## Listed records
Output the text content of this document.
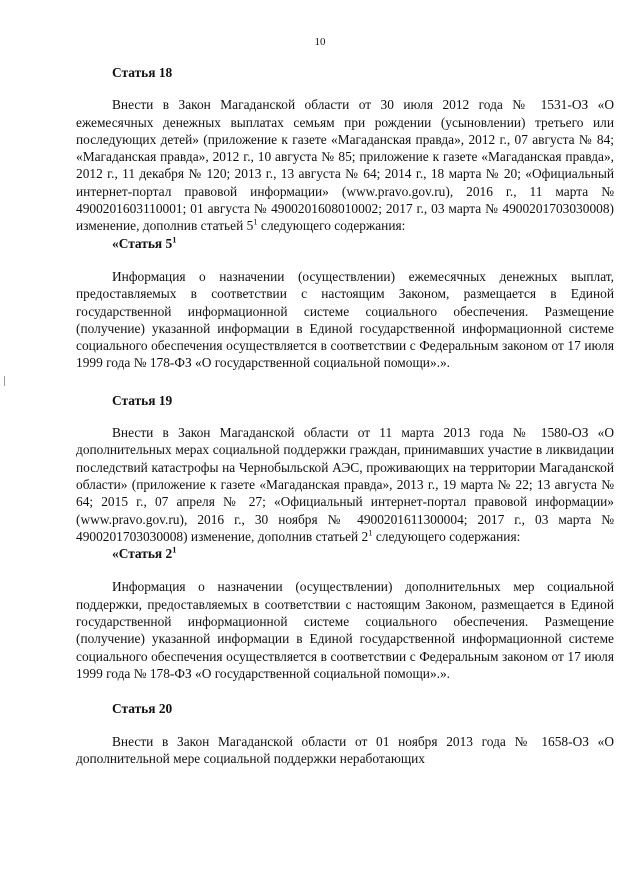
10
Статья 18

Внести в Закон Магаданской области от 30 июля 2012 года № 1531-ОЗ «О ежемесячных денежных выплатах семьям при рождении (усыновлении) третьего или последующих детей» (приложение к газете «Магаданская правда», 2012 г., 07 августа № 84; «Магаданская правда», 2012 г., 10 августа № 85; приложение к газете «Магаданская правда», 2012 г., 11 декабря № 120; 2013 г., 13 августа № 64; 2014 г., 18 марта № 20; «Официальный интернет-портал правовой информации» (www.pravo.gov.ru), 2016 г., 11 марта № 4900201603110001; 01 августа № 4900201608010002; 2017 г., 03 марта № 4900201703030008) изменение, дополнив статьей $5^1$ следующего содержания:

«Статья $5^1$

Информация о назначении (осуществлении) ежемесячных денежных выплат, предоставляемых в соответствии с настоящим Законом, размещается в Единой государственной информационной системе социального обеспечения. Размещение (получение) указанной информации в Единой государственной информационной системе социального обеспечения осуществляется в соответствии с Федеральным законом от 17 июля 1999 года № 178-ФЗ «О государственной социальной помощи».».

Статья 19

Внести в Закон Магаданской области от 11 марта 2013 года № 1580-ОЗ «О дополнительных мерах социальной поддержки граждан, принимавших участие в ликвидации последствий катастрофы на Чернобыльской АЭС, проживающих на территории Магаданской области» (приложение к газете «Магаданская правда», 2013 г., 19 марта № 22; 13 августа № 64; 2015 г., 07 апреля № 27; «Официальный интернет-портал правовой информации» (www.pravo.gov.ru), 2016 г., 30 ноября № 4900201611300004; 2017 г., 03 марта № 4900201703030008) изменение, дополнив статьей $2^1$ следующего содержания:

«Статья $2^1$

Информация о назначении (осуществлении) дополнительных мер социальной поддержки, предоставляемых в соответствии с настоящим Законом, размещается в Единой государственной информационной системе социального обеспечения. Размещение (получение) указанной информации в Единой государственной информационной системе социального обеспечения осуществляется в соответствии с Федеральным законом от 17 июля 1999 года № 178-ФЗ «О государственной социальной помощи».».

Статья 20

Внести в Закон Магаданской области от 01 ноября 2013 года № 1658-ОЗ «О дополнительной мере социальной поддержки неработающих
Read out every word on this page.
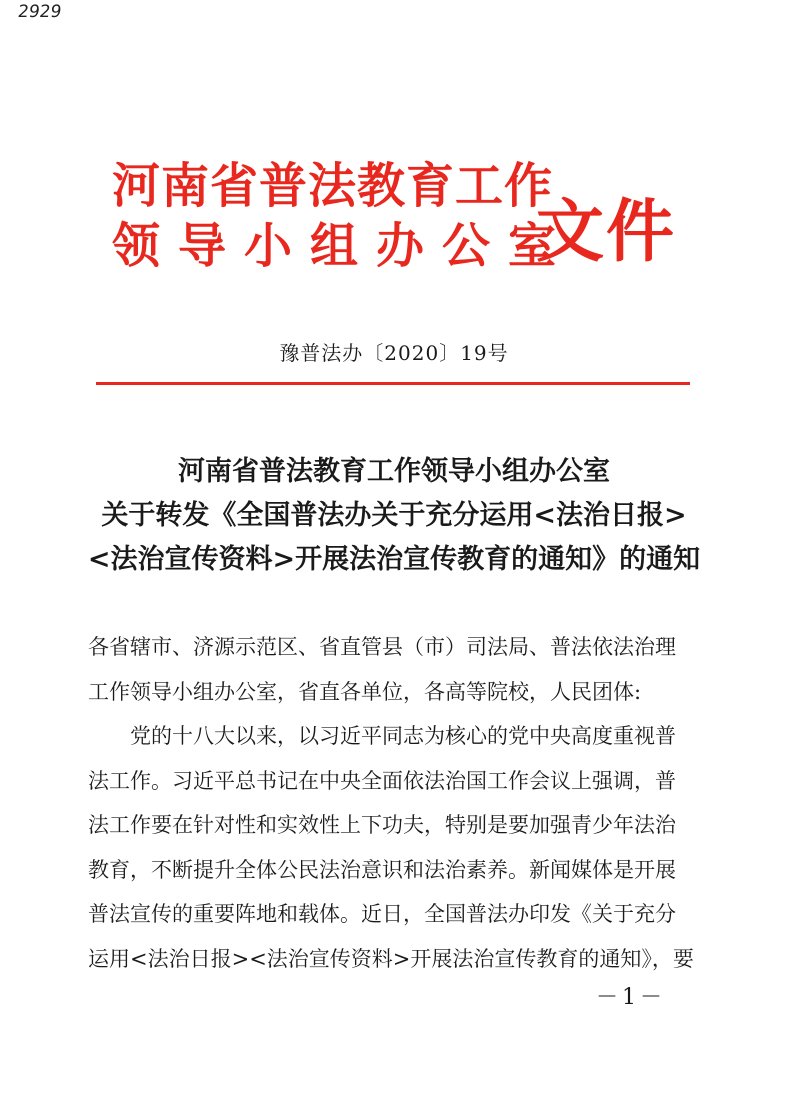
2929
河南省普法教育工作
领导小组办公室
文件
豫普法办〔2020〕19号
河南省普法教育工作领导小组办公室
关于转发《全国普法办关于充分运用<法治日报>
<法治宣传资料>开展法治宣传教育的通知》的通知
各省辖市、济源示范区、省直管县（市）司法局、普法依法治理
工作领导小组办公室，省直各单位，各高等院校，人民团体:
党的十八大以来，以习近平同志为核心的党中央高度重视普
法工作。习近平总书记在中央全面依法治国工作会议上强调，普
法工作要在针对性和实效性上下功夫，特别是要加强青少年法治
教育，不断提升全体公民法治意识和法治素养。新闻媒体是开展
普法宣传的重要阵地和载体。近日，全国普法办印发《关于充分
运用<法治日报><法治宣传资料>开展法治宣传教育的通知》，要
－1－
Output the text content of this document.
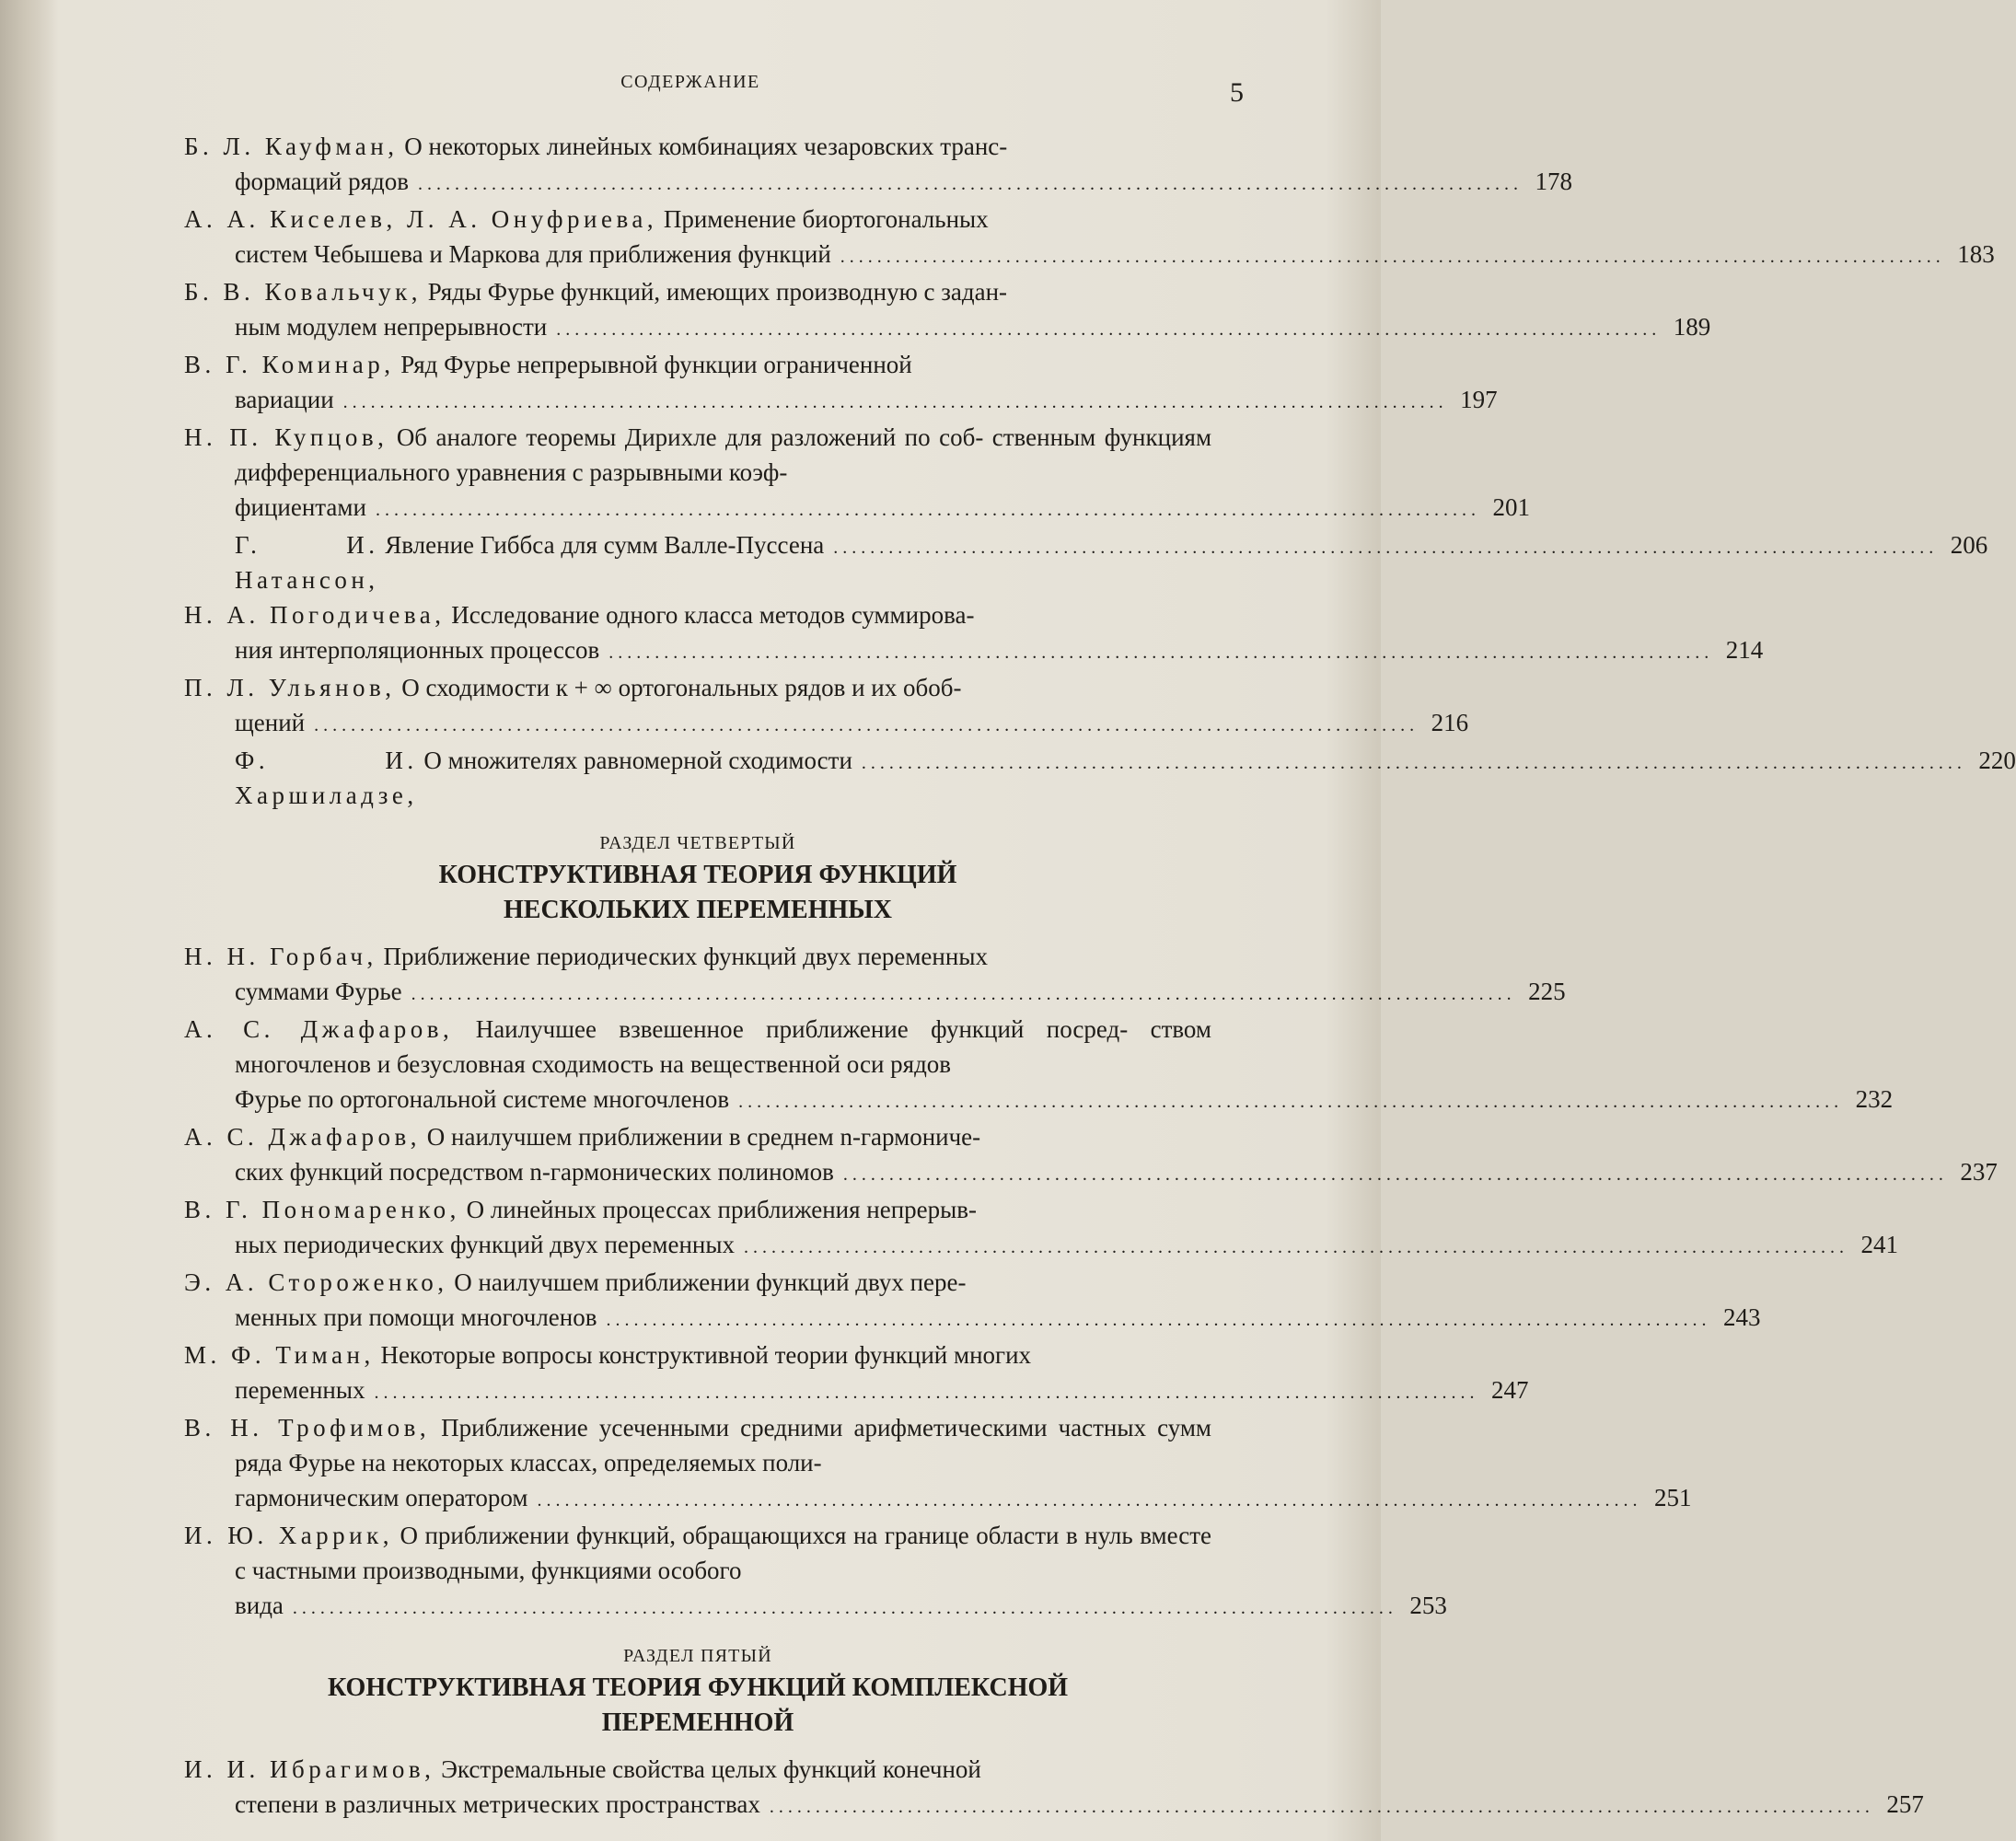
СОДЕРЖАНИЕ	5
Б. Л. Кауфман, О некоторых линейных комбинациях чезаровских транс-
формаций рядов ........................................................................................................................ 178
А. А. Киселев, Л. А. Онуфриева, Применение биортогональных
систем Чебышева и Маркова для приближения функций ........................................................................................................................ 183
Б. В. Ковальчук, Ряды Фурье функций, имеющих производную с задан-
ным модулем непрерывности ........................................................................................................................ 189
В. Г. Коминар, Ряд Фурье непрерывной функции ограниченной
вариации ........................................................................................................................ 197
Н. П. Купцов, Об аналоге теоремы Дирихле для разложений по соб- ственным функциям дифференциального уравнения с разрывными коэф-
фициентами ........................................................................................................................ 201
Г. И. Натансон,

Явление Гиббса для сумм Валле-Пуссена ........................................................................................................................ 206
Н. А. Погодичева, Исследование одного класса методов суммирова-
ния интерполяционных процессов ........................................................................................................................ 214
П. Л. Ульянов, О сходимости к + ∞ ортогональных рядов и их обоб-
щений ........................................................................................................................ 216
Ф. И. Харшиладзе,

О множителях равномерной сходимости ........................................................................................................................ 220
РАЗДЕЛ ЧЕТВЕРТЫЙ
КОНСТРУКТИВНАЯ ТЕОРИЯ ФУНКЦИЙ
НЕСКОЛЬКИХ ПЕРЕМЕННЫХ
Н. Н. Горбач, Приближение периодических функций двух переменных
суммами Фурье ........................................................................................................................ 225
А. С. Джафаров, Наилучшее взвешенное приближение функций посред- ством многочленов и безусловная сходимость на вещественной оси рядов
Фурье по ортогональной системе многочленов ........................................................................................................................ 232
А. С. Джафаров, О наилучшем приближении в среднем n-гармониче-
ских функций посредством n-гармонических полиномов ........................................................................................................................ 237
В. Г. Пономаренко, О линейных процессах приближения непрерыв-
ных периодических функций двух переменных ........................................................................................................................ 241
Э. А. Стороженко, О наилучшем приближении функций двух пере-
менных при помощи многочленов ........................................................................................................................ 243
М. Ф. Тиман, Некоторые вопросы конструктивной теории функций многих
переменных ........................................................................................................................ 247
В. Н. Трофимов, Приближение усеченными средними арифметическими частных сумм ряда Фурье на некоторых классах, определяемых поли-
гармоническим оператором ........................................................................................................................ 251
И. Ю. Харрик, О приближении функций, обращающихся на границе области в нуль вместе с частными производными, функциями особого
вида ........................................................................................................................ 253
РАЗДЕЛ ПЯТЫЙ
КОНСТРУКТИВНАЯ ТЕОРИЯ ФУНКЦИЙ КОМПЛЕКСНОЙ
ПЕРЕМЕННОЙ
И. И. Ибрагимов, Экстремальные свойства целых функций конечной
степени в различных метрических пространствах ........................................................................................................................ 257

## Do this
Every record is to be reproduced exactly, with no pictures included.

## Solved problem
Output the text content of this document.
10
Статья 18

Внести в Закон Магаданской области от 30 июля 2012 года № 1531-ОЗ «О ежемесячных денежных выплатах семьям при рождении (усыновлении) третьего или последующих детей» (приложение к газете «Магаданская правда», 2012 г., 07 августа № 84; «Магаданская правда», 2012 г., 10 августа № 85; приложение к газете «Магаданская правда», 2012 г., 11 декабря № 120; 2013 г., 13 августа № 64; 2014 г., 18 марта № 20; «Официальный интернет-портал правовой информации» (www.pravo.gov.ru), 2016 г., 11 марта № 4900201603110001; 01 августа № 4900201608010002; 2017 г., 03 марта № 4900201703030008) изменение, дополнив статьей $5^1$ следующего содержания:

«Статья $5^1$

Информация о назначении (осуществлении) ежемесячных денежных выплат, предоставляемых в соответствии с настоящим Законом, размещается в Единой государственной информационной системе социального обеспечения. Размещение (получение) указанной информации в Единой государственной информационной системе социального обеспечения осуществляется в соответствии с Федеральным законом от 17 июля 1999 года № 178-ФЗ «О государственной социальной помощи».».

Статья 19

Внести в Закон Магаданской области от 11 марта 2013 года № 1580-ОЗ «О дополнительных мерах социальной поддержки граждан, принимавших участие в ликвидации последствий катастрофы на Чернобыльской АЭС, проживающих на территории Магаданской области» (приложение к газете «Магаданская правда», 2013 г., 19 марта № 22; 13 августа № 64; 2015 г., 07 апреля № 27; «Официальный интернет-портал правовой информации» (www.pravo.gov.ru), 2016 г., 30 ноября № 4900201611300004; 2017 г., 03 марта № 4900201703030008) изменение, дополнив статьей $2^1$ следующего содержания:

«Статья $2^1$

Информация о назначении (осуществлении) дополнительных мер социальной поддержки, предоставляемых в соответствии с настоящим Законом, размещается в Единой государственной информационной системе социального обеспечения. Размещение (получение) указанной информации в Единой государственной информационной системе социального обеспечения осуществляется в соответствии с Федеральным законом от 17 июля 1999 года № 178-ФЗ «О государственной социальной помощи».».

Статья 20

Внести в Закон Магаданской области от 01 ноября 2013 года № 1658-ОЗ «О дополнительной мере социальной поддержки неработающих
Read out every word on this page.
2929
河南省普法教育工作
领导小组办公室
文件
豫普法办〔2020〕19号
河南省普法教育工作领导小组办公室
关于转发《全国普法办关于充分运用<法治日报>
<法治宣传资料>开展法治宣传教育的通知》的通知
各省辖市、济源示范区、省直管县（市）司法局、普法依法治理
工作领导小组办公室，省直各单位，各高等院校，人民团体:
党的十八大以来，以习近平同志为核心的党中央高度重视普
法工作。习近平总书记在中央全面依法治国工作会议上强调，普
法工作要在针对性和实效性上下功夫，特别是要加强青少年法治
教育，不断提升全体公民法治意识和法治素养。新闻媒体是开展
普法宣传的重要阵地和载体。近日，全国普法办印发《关于充分
运用<法治日报><法治宣传资料>开展法治宣传教育的通知》，要
－1－
Output the text content of this document.
СОДЕРЖАНИЕ	5
Б. Л. Кауфман, О некоторых линейных комбинациях чезаровских транс-
формаций рядов ........................................................................................................................ 178
А. А. Киселев, Л. А. Онуфриева, Применение биортогональных
систем Чебышева и Маркова для приближения функций ........................................................................................................................ 183
Б. В. Ковальчук, Ряды Фурье функций, имеющих производную с задан-
ным модулем непрерывности ........................................................................................................................ 189
В. Г. Коминар, Ряд Фурье непрерывной функции ограниченной
вариации ........................................................................................................................ 197
Н. П. Купцов, Об аналоге теоремы Дирихле для разложений по соб- ственным функциям дифференциального уравнения с разрывными коэф-
фициентами ........................................................................................................................ 201
Г. И. Натансон,

Явление Гиббса для сумм Валле-Пуссена ........................................................................................................................ 206
Н. А. Погодичева, Исследование одного класса методов суммирова-
ния интерполяционных процессов ........................................................................................................................ 214
П. Л. Ульянов, О сходимости к + ∞ ортогональных рядов и их обоб-
щений ........................................................................................................................ 216
Ф. И. Харшиладзе,

О множителях равномерной сходимости ........................................................................................................................ 220
РАЗДЕЛ ЧЕТВЕРТЫЙ
КОНСТРУКТИВНАЯ ТЕОРИЯ ФУНКЦИЙ
НЕСКОЛЬКИХ ПЕРЕМЕННЫХ
Н. Н. Горбач, Приближение периодических функций двух переменных
суммами Фурье ........................................................................................................................ 225
А. С. Джафаров, Наилучшее взвешенное приближение функций посред- ством многочленов и безусловная сходимость на вещественной оси рядов
Фурье по ортогональной системе многочленов ........................................................................................................................ 232
А. С. Джафаров, О наилучшем приближении в среднем n-гармониче-
ских функций посредством n-гармонических полиномов ........................................................................................................................ 237
В. Г. Пономаренко, О линейных процессах приближения непрерыв-
ных периодических функций двух переменных ........................................................................................................................ 241
Э. А. Стороженко, О наилучшем приближении функций двух пере-
менных при помощи многочленов ........................................................................................................................ 243
М. Ф. Тиман, Некоторые вопросы конструктивной теории функций многих
переменных ........................................................................................................................ 247
В. Н. Трофимов, Приближение усеченными средними арифметическими частных сумм ряда Фурье на некоторых классах, определяемых поли-
гармоническим оператором ........................................................................................................................ 251
И. Ю. Харрик, О приближении функций, обращающихся на границе области в нуль вместе с частными производными, функциями особого
вида ........................................................................................................................ 253
РАЗДЕЛ ПЯТЫЙ
КОНСТРУКТИВНАЯ ТЕОРИЯ ФУНКЦИЙ КОМПЛЕКСНОЙ
ПЕРЕМЕННОЙ
И. И. Ибрагимов, Экстремальные свойства целых функций конечной
степени в различных метрических пространствах ........................................................................................................................ 257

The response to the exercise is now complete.